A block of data
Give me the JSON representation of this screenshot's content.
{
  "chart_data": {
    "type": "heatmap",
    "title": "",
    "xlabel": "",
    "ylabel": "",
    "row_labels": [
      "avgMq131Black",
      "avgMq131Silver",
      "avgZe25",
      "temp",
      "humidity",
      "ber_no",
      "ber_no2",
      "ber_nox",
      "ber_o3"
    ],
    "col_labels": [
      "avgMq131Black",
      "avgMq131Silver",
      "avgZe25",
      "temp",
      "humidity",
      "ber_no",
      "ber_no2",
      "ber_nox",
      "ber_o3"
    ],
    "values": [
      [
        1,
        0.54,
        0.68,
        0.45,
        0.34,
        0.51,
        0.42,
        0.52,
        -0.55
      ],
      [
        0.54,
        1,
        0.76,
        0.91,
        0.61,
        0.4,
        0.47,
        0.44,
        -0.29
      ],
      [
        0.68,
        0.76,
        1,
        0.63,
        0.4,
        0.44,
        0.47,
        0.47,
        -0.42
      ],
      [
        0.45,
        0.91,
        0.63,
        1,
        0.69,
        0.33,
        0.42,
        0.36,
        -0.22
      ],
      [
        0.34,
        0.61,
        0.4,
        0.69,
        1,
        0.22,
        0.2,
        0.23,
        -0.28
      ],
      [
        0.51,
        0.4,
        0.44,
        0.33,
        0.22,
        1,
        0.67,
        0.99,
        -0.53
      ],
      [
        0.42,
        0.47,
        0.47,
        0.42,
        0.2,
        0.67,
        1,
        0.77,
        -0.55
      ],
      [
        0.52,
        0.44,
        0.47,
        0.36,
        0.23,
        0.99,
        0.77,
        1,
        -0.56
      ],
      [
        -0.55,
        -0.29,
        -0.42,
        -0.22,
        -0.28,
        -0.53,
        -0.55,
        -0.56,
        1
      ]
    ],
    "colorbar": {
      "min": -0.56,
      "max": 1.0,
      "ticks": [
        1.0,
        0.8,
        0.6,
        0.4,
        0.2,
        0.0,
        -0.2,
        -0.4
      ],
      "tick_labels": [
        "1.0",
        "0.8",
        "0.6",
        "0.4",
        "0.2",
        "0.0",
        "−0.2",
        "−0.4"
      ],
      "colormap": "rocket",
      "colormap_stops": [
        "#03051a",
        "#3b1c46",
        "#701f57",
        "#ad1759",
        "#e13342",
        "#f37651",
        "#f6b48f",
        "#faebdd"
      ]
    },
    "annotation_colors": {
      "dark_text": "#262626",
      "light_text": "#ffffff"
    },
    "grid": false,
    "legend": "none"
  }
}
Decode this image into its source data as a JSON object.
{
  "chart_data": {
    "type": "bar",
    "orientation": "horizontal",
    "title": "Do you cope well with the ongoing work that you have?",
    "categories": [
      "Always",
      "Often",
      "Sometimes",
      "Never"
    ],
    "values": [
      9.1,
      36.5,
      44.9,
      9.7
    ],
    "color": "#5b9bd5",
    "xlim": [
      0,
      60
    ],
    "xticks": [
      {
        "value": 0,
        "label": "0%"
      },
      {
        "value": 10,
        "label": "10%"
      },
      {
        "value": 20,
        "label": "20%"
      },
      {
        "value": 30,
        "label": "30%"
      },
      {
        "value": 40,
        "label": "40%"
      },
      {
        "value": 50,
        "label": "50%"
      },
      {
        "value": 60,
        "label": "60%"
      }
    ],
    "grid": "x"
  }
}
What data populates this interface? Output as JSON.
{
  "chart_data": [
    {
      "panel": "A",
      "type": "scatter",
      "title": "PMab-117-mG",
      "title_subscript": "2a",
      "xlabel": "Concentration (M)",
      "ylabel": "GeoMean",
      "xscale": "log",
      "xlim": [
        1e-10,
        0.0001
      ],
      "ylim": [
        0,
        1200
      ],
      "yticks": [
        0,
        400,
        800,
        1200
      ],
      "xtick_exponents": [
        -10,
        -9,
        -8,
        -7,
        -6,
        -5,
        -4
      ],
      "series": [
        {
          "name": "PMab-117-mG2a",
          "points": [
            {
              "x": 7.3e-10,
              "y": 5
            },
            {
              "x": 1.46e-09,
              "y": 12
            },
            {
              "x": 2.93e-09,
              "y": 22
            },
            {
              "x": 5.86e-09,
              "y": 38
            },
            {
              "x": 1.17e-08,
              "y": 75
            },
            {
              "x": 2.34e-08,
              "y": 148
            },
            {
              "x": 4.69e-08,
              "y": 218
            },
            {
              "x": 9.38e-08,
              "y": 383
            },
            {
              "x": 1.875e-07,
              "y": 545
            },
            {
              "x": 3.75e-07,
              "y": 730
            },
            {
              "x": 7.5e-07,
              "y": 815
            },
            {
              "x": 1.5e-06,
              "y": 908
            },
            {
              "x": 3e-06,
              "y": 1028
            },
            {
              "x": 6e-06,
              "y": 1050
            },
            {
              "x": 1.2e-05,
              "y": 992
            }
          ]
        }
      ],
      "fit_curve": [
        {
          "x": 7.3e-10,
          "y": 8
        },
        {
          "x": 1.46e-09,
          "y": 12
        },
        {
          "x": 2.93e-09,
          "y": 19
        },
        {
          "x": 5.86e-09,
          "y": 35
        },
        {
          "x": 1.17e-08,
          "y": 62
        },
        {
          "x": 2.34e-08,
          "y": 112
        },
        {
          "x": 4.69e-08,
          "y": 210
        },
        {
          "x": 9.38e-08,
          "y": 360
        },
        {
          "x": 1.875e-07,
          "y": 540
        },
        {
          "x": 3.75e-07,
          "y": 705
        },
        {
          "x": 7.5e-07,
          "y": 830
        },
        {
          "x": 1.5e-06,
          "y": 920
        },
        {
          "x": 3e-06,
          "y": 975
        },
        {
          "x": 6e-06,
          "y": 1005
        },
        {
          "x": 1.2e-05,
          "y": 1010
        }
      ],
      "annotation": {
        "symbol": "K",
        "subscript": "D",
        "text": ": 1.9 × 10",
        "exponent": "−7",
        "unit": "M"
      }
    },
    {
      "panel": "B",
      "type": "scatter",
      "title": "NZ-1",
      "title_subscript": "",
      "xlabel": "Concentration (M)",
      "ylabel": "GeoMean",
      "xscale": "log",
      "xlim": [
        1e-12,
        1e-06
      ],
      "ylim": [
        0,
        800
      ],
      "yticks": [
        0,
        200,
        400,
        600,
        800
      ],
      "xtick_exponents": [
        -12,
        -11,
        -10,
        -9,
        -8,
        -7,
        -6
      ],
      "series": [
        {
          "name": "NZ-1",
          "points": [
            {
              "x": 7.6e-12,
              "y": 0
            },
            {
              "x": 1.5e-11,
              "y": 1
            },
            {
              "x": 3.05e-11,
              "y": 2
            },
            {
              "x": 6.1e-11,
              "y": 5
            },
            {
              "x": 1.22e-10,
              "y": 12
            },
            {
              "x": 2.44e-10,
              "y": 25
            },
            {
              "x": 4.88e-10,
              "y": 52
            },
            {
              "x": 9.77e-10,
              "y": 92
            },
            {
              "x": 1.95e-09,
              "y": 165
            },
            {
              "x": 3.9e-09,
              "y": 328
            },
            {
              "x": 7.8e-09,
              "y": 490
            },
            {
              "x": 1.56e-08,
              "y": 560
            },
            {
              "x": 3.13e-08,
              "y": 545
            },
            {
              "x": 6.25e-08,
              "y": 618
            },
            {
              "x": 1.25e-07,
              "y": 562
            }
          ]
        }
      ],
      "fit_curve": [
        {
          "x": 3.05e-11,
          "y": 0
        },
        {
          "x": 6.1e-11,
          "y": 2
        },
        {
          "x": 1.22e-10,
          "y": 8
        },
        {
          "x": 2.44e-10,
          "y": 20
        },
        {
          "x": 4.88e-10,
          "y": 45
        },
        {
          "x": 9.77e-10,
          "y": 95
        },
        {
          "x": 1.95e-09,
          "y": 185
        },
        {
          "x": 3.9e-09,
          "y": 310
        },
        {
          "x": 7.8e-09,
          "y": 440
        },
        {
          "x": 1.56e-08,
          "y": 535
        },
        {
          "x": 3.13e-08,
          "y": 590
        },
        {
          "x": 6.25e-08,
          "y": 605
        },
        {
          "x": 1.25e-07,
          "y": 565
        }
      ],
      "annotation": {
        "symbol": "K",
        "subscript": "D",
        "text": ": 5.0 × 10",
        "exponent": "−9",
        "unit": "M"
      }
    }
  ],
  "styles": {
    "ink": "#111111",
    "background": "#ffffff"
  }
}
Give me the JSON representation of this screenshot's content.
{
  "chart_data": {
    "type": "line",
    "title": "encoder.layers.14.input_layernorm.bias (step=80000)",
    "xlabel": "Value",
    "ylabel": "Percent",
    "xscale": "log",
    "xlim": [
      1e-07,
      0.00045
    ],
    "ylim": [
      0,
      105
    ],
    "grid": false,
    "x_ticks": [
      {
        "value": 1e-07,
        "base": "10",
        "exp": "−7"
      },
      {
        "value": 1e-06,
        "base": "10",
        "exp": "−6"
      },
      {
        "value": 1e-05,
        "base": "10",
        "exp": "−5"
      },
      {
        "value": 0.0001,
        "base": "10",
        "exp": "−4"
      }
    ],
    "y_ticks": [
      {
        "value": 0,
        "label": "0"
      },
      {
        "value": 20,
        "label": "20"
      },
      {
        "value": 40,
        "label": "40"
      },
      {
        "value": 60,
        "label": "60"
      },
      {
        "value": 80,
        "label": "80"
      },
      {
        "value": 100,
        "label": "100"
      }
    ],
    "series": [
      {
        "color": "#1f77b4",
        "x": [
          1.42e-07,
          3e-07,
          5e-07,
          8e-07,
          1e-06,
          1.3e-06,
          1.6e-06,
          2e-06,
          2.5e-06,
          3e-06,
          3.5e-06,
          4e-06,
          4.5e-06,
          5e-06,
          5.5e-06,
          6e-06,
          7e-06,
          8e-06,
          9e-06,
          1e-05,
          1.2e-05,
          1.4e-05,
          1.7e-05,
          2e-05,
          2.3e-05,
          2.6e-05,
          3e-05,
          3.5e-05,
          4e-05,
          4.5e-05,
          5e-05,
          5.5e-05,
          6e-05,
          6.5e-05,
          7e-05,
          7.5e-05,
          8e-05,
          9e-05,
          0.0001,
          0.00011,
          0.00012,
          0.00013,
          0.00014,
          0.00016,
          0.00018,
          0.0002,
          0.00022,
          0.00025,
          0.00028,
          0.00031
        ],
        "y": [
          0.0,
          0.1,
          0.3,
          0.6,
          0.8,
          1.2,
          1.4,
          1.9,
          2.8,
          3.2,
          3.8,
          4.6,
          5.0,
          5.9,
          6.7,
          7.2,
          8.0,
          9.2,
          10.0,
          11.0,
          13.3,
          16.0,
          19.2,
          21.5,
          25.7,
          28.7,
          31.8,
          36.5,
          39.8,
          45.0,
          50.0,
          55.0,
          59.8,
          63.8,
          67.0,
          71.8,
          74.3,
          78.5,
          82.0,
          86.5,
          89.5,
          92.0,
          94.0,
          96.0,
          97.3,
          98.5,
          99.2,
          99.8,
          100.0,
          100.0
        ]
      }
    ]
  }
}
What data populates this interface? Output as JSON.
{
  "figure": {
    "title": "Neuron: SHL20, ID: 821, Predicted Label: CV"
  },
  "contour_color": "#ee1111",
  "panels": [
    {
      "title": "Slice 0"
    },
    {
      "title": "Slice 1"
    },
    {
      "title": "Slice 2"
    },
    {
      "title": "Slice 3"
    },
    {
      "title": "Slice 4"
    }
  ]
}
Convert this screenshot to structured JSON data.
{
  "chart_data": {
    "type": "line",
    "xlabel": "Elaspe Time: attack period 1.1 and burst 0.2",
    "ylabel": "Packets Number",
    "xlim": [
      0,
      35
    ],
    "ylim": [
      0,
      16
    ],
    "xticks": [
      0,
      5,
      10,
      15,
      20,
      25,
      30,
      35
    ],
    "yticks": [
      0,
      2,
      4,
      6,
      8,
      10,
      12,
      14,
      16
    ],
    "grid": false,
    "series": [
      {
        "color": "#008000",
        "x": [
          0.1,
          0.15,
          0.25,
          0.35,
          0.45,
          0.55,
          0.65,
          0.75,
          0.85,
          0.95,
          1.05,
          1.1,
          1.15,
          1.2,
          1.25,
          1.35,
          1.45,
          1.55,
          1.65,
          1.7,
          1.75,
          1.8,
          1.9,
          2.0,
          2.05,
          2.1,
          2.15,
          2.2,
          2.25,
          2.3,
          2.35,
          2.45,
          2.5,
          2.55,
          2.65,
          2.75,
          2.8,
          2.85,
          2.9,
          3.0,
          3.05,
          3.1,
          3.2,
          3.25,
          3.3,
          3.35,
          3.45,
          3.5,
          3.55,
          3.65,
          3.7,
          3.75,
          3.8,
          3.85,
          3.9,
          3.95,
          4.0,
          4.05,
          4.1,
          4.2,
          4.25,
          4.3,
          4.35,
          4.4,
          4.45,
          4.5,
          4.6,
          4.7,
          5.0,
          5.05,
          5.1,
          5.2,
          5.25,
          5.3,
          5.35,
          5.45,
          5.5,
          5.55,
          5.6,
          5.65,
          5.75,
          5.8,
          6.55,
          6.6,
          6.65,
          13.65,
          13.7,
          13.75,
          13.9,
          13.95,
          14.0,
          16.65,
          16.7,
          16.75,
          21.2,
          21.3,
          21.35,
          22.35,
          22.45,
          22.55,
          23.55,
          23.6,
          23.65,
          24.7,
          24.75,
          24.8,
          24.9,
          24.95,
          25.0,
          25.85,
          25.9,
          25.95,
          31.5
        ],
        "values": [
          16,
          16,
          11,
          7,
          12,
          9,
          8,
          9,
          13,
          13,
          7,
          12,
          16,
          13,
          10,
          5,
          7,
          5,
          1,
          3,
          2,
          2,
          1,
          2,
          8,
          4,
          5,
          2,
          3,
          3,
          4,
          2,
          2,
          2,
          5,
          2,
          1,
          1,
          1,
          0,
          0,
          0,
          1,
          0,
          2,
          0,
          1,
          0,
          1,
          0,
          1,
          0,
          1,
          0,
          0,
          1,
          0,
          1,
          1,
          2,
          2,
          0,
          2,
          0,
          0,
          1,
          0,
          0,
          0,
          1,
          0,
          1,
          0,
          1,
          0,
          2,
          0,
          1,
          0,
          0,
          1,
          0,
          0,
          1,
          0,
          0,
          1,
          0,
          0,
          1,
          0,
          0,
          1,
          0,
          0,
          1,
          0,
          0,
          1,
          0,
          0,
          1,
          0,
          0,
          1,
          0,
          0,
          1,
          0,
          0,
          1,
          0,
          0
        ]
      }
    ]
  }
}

## Job
Collect every line from the records above that contains the word "xlabel".

## Worked solution
    "xlabel": "",
      "xlabel": "Concentration (M)",
      "xlabel": "Concentration (M)",
    "xlabel": "Value",
    "xlabel": "Elaspe Time: attack period 1.1 and burst 0.2",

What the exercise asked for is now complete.